Look for "Castilla" in each line of the entries, and return the matching lines.

— Start of Record list —

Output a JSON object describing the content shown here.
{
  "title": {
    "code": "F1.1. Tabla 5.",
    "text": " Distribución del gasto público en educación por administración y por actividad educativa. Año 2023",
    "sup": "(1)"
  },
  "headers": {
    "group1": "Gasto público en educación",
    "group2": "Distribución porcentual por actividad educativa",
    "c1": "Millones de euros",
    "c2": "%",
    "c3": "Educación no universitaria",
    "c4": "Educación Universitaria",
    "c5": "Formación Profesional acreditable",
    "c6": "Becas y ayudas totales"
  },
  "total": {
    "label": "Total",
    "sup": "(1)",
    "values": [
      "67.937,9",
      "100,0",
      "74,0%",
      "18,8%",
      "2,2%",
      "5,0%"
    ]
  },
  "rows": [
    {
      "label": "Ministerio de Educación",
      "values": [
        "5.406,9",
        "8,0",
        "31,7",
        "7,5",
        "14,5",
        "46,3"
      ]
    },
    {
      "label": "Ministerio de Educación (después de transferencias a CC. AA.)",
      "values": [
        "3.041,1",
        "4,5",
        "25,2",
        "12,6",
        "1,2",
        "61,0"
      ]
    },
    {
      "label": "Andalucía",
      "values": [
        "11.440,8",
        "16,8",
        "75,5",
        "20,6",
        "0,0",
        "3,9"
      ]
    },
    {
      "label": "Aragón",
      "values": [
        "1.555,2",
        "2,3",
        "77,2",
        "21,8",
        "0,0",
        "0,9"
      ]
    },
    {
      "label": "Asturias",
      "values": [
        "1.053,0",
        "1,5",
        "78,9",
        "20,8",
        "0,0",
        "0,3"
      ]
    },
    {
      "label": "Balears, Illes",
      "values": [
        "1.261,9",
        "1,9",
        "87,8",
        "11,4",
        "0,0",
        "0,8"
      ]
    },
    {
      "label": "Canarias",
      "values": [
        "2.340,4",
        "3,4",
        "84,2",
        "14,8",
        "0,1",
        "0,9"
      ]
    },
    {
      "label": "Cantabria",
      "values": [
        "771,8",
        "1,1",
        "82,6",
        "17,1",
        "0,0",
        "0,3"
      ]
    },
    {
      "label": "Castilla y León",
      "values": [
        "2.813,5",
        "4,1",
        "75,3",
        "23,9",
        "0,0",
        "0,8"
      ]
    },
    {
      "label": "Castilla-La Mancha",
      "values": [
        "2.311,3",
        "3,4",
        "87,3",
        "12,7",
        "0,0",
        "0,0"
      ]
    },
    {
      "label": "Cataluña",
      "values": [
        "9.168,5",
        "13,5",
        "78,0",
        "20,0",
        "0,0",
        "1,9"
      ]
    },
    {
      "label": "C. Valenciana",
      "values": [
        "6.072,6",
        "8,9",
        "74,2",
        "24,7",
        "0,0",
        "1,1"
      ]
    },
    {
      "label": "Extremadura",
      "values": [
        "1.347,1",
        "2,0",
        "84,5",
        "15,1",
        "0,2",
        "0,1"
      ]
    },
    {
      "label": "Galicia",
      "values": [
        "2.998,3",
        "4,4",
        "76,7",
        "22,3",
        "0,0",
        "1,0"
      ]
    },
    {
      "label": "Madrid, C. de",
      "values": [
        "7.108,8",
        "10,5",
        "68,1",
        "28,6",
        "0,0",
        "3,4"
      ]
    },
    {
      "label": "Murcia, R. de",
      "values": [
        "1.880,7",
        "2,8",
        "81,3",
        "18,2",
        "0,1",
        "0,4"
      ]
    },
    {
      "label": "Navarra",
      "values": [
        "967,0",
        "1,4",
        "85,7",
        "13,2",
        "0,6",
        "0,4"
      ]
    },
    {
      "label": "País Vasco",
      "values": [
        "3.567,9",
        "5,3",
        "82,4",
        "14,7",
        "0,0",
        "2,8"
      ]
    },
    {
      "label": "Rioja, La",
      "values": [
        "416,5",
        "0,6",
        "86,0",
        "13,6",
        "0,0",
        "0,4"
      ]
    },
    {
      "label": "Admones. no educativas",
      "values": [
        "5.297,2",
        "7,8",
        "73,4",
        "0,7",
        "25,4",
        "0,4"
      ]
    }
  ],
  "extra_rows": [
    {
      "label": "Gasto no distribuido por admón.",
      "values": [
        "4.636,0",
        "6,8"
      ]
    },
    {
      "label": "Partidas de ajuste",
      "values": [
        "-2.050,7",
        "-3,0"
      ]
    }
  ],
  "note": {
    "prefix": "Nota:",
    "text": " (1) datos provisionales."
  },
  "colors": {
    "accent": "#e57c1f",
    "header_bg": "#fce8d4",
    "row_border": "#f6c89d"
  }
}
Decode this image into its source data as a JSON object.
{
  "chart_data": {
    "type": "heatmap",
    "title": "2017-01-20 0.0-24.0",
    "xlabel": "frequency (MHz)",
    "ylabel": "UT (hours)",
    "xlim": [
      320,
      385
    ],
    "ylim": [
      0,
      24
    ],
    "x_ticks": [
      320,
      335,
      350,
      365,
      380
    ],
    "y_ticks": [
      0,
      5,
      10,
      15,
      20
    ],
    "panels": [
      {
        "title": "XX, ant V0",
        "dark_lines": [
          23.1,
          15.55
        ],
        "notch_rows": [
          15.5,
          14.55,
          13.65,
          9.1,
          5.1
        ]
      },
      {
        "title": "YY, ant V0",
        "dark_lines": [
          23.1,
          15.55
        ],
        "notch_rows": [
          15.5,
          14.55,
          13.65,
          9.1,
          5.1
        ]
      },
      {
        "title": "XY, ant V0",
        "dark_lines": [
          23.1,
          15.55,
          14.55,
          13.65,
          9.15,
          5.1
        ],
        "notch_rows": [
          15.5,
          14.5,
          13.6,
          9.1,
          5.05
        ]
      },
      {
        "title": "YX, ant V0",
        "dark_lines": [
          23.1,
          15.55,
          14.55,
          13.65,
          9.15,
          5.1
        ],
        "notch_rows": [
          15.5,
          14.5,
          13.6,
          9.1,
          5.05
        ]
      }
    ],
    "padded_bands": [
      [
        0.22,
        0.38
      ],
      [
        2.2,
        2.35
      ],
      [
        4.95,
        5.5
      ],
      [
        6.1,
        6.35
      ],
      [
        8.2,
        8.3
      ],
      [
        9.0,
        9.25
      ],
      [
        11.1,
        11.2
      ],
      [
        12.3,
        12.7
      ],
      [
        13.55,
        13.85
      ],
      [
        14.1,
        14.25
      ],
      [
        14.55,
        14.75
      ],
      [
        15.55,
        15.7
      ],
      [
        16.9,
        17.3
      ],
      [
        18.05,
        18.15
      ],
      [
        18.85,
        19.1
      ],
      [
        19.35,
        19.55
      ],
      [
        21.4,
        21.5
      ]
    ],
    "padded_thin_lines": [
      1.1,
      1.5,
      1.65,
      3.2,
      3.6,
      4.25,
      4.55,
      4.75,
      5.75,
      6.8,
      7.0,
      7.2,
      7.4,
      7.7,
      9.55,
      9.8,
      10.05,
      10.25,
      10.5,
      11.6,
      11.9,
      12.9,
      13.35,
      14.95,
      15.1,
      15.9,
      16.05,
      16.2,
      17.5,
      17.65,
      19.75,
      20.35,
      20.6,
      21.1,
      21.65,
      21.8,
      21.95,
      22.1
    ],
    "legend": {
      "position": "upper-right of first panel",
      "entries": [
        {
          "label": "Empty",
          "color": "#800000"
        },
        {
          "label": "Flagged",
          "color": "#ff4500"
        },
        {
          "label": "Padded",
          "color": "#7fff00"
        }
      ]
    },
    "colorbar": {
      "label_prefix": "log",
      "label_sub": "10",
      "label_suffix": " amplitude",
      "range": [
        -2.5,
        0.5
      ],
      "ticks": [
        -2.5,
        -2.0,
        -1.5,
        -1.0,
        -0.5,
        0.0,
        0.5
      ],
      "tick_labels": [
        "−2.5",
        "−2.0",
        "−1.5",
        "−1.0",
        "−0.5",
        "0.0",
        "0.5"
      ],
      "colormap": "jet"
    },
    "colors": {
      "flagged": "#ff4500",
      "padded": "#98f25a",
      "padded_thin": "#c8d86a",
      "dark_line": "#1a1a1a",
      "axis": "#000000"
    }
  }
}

— End of Record list —

Completed exercise:
      "label": "Castilla y León",
      "label": "Castilla-La Mancha",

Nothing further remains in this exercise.